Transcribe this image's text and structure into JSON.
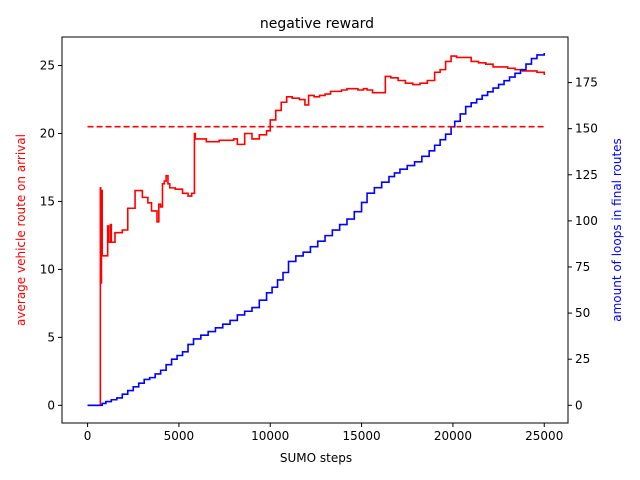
{
  "chart_data": {
    "type": "line",
    "title": "negative reward",
    "xlabel": "SUMO steps",
    "ylabel_left": "average vehicle route on arrival",
    "ylabel_right": "amount of loops in final routes",
    "xlim": [
      -1400,
      26300
    ],
    "ylim_left": [
      -1.3,
      27.1
    ],
    "ylim_right": [
      -9.6,
      199.7
    ],
    "x_ticks": [
      0,
      5000,
      10000,
      15000,
      20000,
      25000
    ],
    "y_left_ticks": [
      0,
      5,
      10,
      15,
      20,
      25
    ],
    "y_right_ticks": [
      0,
      25,
      50,
      75,
      100,
      125,
      150,
      175
    ],
    "colors": {
      "left_series": "#ff0000",
      "right_series": "#0000ff",
      "frame": "#000000"
    },
    "series": [
      {
        "axis": "left",
        "style": "step",
        "color": "#ff0000",
        "x": [
          0,
          700,
          720,
          760,
          800,
          840,
          1000,
          1100,
          1150,
          1250,
          1300,
          1400,
          1500,
          1900,
          2200,
          2500,
          2600,
          2700,
          3000,
          3300,
          3500,
          3700,
          3800,
          3900,
          4000,
          4100,
          4200,
          4300,
          4400,
          4500,
          4800,
          5200,
          5500,
          5700,
          5850,
          5900,
          6200,
          6500,
          6800,
          7200,
          7600,
          8000,
          8200,
          8400,
          8600,
          9000,
          9400,
          9800,
          10000,
          10300,
          10600,
          10900,
          11200,
          11600,
          11900,
          12100,
          12400,
          12700,
          13000,
          13300,
          13600,
          13900,
          14200,
          14500,
          14800,
          15100,
          15300,
          15600,
          15900,
          16300,
          16600,
          17000,
          17400,
          17800,
          18200,
          18600,
          19000,
          19300,
          19600,
          19900,
          20200,
          20600,
          21000,
          21400,
          21800,
          22200,
          22600,
          23000,
          23400,
          23800,
          24200,
          24600,
          25000
        ],
        "y": [
          0,
          16.0,
          9.0,
          15.8,
          11.0,
          11.0,
          11.0,
          13.2,
          12.0,
          13.3,
          12.0,
          12.0,
          12.7,
          12.9,
          14.5,
          14.5,
          15.8,
          15.8,
          15.3,
          14.9,
          14.3,
          14.3,
          13.5,
          14.8,
          14.6,
          16.3,
          16.5,
          16.9,
          16.3,
          16.0,
          15.9,
          15.6,
          15.4,
          15.6,
          20.0,
          19.6,
          19.6,
          19.4,
          19.4,
          19.5,
          19.5,
          19.6,
          19.2,
          19.2,
          20.0,
          19.6,
          19.9,
          20.2,
          21.0,
          21.7,
          22.3,
          22.7,
          22.6,
          22.5,
          22.1,
          22.8,
          22.7,
          22.8,
          22.9,
          23.1,
          23.1,
          23.2,
          23.3,
          23.3,
          23.2,
          23.3,
          23.2,
          23.0,
          23.0,
          24.2,
          24.1,
          23.9,
          23.7,
          23.6,
          23.7,
          23.9,
          24.5,
          24.7,
          25.3,
          25.7,
          25.6,
          25.6,
          25.3,
          25.2,
          25.1,
          24.9,
          24.9,
          24.8,
          24.7,
          24.6,
          24.6,
          24.5,
          24.3
        ]
      },
      {
        "axis": "right",
        "style": "step",
        "color": "#0000ff",
        "x": [
          0,
          800,
          1000,
          1300,
          1600,
          1900,
          2200,
          2500,
          2800,
          3100,
          3400,
          3700,
          4000,
          4300,
          4600,
          4900,
          5200,
          5500,
          5800,
          6200,
          6600,
          7000,
          7400,
          7800,
          8200,
          8600,
          9000,
          9400,
          9800,
          10100,
          10400,
          10700,
          11000,
          11400,
          11800,
          12200,
          12600,
          13000,
          13400,
          13800,
          14200,
          14600,
          15000,
          15300,
          15700,
          16100,
          16500,
          16800,
          17100,
          17500,
          17900,
          18300,
          18700,
          19000,
          19300,
          19600,
          19900,
          20100,
          20400,
          20700,
          21000,
          21300,
          21600,
          21900,
          22200,
          22500,
          22800,
          23100,
          23400,
          23700,
          24000,
          24300,
          24600,
          25000
        ],
        "y": [
          0,
          1,
          2,
          3,
          4,
          6,
          8,
          10,
          12,
          14,
          15,
          17,
          19,
          22,
          25,
          27,
          29,
          33,
          36,
          38,
          40,
          42,
          44,
          46,
          49,
          51,
          53,
          57,
          61,
          64,
          68,
          72,
          78,
          81,
          83,
          86,
          89,
          92,
          95,
          98,
          101,
          105,
          110,
          115,
          118,
          121,
          124,
          126,
          128,
          130,
          132,
          135,
          138,
          141,
          144,
          147,
          151,
          154,
          158,
          162,
          164,
          166,
          168,
          170,
          172,
          174,
          176,
          178,
          180,
          182,
          185,
          188,
          190,
          191
        ]
      },
      {
        "axis": "left",
        "style": "dashed",
        "color": "#ff0000",
        "x": [
          0,
          25000
        ],
        "y": [
          20.5,
          20.5
        ]
      }
    ]
  }
}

--

■ Set task ■
Every entry above is to be set down exactly; the pictures are to be left out.

■ Exercise solution ■
Transcribe this image's text and structure into JSON.
{
  "chart_data": {
    "type": "line",
    "title": "negative reward",
    "xlabel": "SUMO steps",
    "ylabel_left": "average vehicle route on arrival",
    "ylabel_right": "amount of loops in final routes",
    "xlim": [
      -1400,
      26300
    ],
    "ylim_left": [
      -1.3,
      27.1
    ],
    "ylim_right": [
      -9.6,
      199.7
    ],
    "x_ticks": [
      0,
      5000,
      10000,
      15000,
      20000,
      25000
    ],
    "y_left_ticks": [
      0,
      5,
      10,
      15,
      20,
      25
    ],
    "y_right_ticks": [
      0,
      25,
      50,
      75,
      100,
      125,
      150,
      175
    ],
    "colors": {
      "left_series": "#ff0000",
      "right_series": "#0000ff",
      "frame": "#000000"
    },
    "series": [
      {
        "axis": "left",
        "style": "step",
        "color": "#ff0000",
        "x": [
          0,
          700,
          720,
          760,
          800,
          840,
          1000,
          1100,
          1150,
          1250,
          1300,
          1400,
          1500,
          1900,
          2200,
          2500,
          2600,
          2700,
          3000,
          3300,
          3500,
          3700,
          3800,
          3900,
          4000,
          4100,
          4200,
          4300,
          4400,
          4500,
          4800,
          5200,
          5500,
          5700,
          5850,
          5900,
          6200,
          6500,
          6800,
          7200,
          7600,
          8000,
          8200,
          8400,
          8600,
          9000,
          9400,
          9800,
          10000,
          10300,
          10600,
          10900,
          11200,
          11600,
          11900,
          12100,
          12400,
          12700,
          13000,
          13300,
          13600,
          13900,
          14200,
          14500,
          14800,
          15100,
          15300,
          15600,
          15900,
          16300,
          16600,
          17000,
          17400,
          17800,
          18200,
          18600,
          19000,
          19300,
          19600,
          19900,
          20200,
          20600,
          21000,
          21400,
          21800,
          22200,
          22600,
          23000,
          23400,
          23800,
          24200,
          24600,
          25000
        ],
        "y": [
          0,
          16.0,
          9.0,
          15.8,
          11.0,
          11.0,
          11.0,
          13.2,
          12.0,
          13.3,
          12.0,
          12.0,
          12.7,
          12.9,
          14.5,
          14.5,
          15.8,
          15.8,
          15.3,
          14.9,
          14.3,
          14.3,
          13.5,
          14.8,
          14.6,
          16.3,
          16.5,
          16.9,
          16.3,
          16.0,
          15.9,
          15.6,
          15.4,
          15.6,
          20.0,
          19.6,
          19.6,
          19.4,
          19.4,
          19.5,
          19.5,
          19.6,
          19.2,
          19.2,
          20.0,
          19.6,
          19.9,
          20.2,
          21.0,
          21.7,
          22.3,
          22.7,
          22.6,
          22.5,
          22.1,
          22.8,
          22.7,
          22.8,
          22.9,
          23.1,
          23.1,
          23.2,
          23.3,
          23.3,
          23.2,
          23.3,
          23.2,
          23.0,
          23.0,
          24.2,
          24.1,
          23.9,
          23.7,
          23.6,
          23.7,
          23.9,
          24.5,
          24.7,
          25.3,
          25.7,
          25.6,
          25.6,
          25.3,
          25.2,
          25.1,
          24.9,
          24.9,
          24.8,
          24.7,
          24.6,
          24.6,
          24.5,
          24.3
        ]
      },
      {
        "axis": "right",
        "style": "step",
        "color": "#0000ff",
        "x": [
          0,
          800,
          1000,
          1300,
          1600,
          1900,
          2200,
          2500,
          2800,
          3100,
          3400,
          3700,
          4000,
          4300,
          4600,
          4900,
          5200,
          5500,
          5800,
          6200,
          6600,
          7000,
          7400,
          7800,
          8200,
          8600,
          9000,
          9400,
          9800,
          10100,
          10400,
          10700,
          11000,
          11400,
          11800,
          12200,
          12600,
          13000,
          13400,
          13800,
          14200,
          14600,
          15000,
          15300,
          15700,
          16100,
          16500,
          16800,
          17100,
          17500,
          17900,
          18300,
          18700,
          19000,
          19300,
          19600,
          19900,
          20100,
          20400,
          20700,
          21000,
          21300,
          21600,
          21900,
          22200,
          22500,
          22800,
          23100,
          23400,
          23700,
          24000,
          24300,
          24600,
          25000
        ],
        "y": [
          0,
          1,
          2,
          3,
          4,
          6,
          8,
          10,
          12,
          14,
          15,
          17,
          19,
          22,
          25,
          27,
          29,
          33,
          36,
          38,
          40,
          42,
          44,
          46,
          49,
          51,
          53,
          57,
          61,
          64,
          68,
          72,
          78,
          81,
          83,
          86,
          89,
          92,
          95,
          98,
          101,
          105,
          110,
          115,
          118,
          121,
          124,
          126,
          128,
          130,
          132,
          135,
          138,
          141,
          144,
          147,
          151,
          154,
          158,
          162,
          164,
          166,
          168,
          170,
          172,
          174,
          176,
          178,
          180,
          182,
          185,
          188,
          190,
          191
        ]
      },
      {
        "axis": "left",
        "style": "dashed",
        "color": "#ff0000",
        "x": [
          0,
          25000
        ],
        "y": [
          20.5,
          20.5
        ]
      }
    ]
  }
}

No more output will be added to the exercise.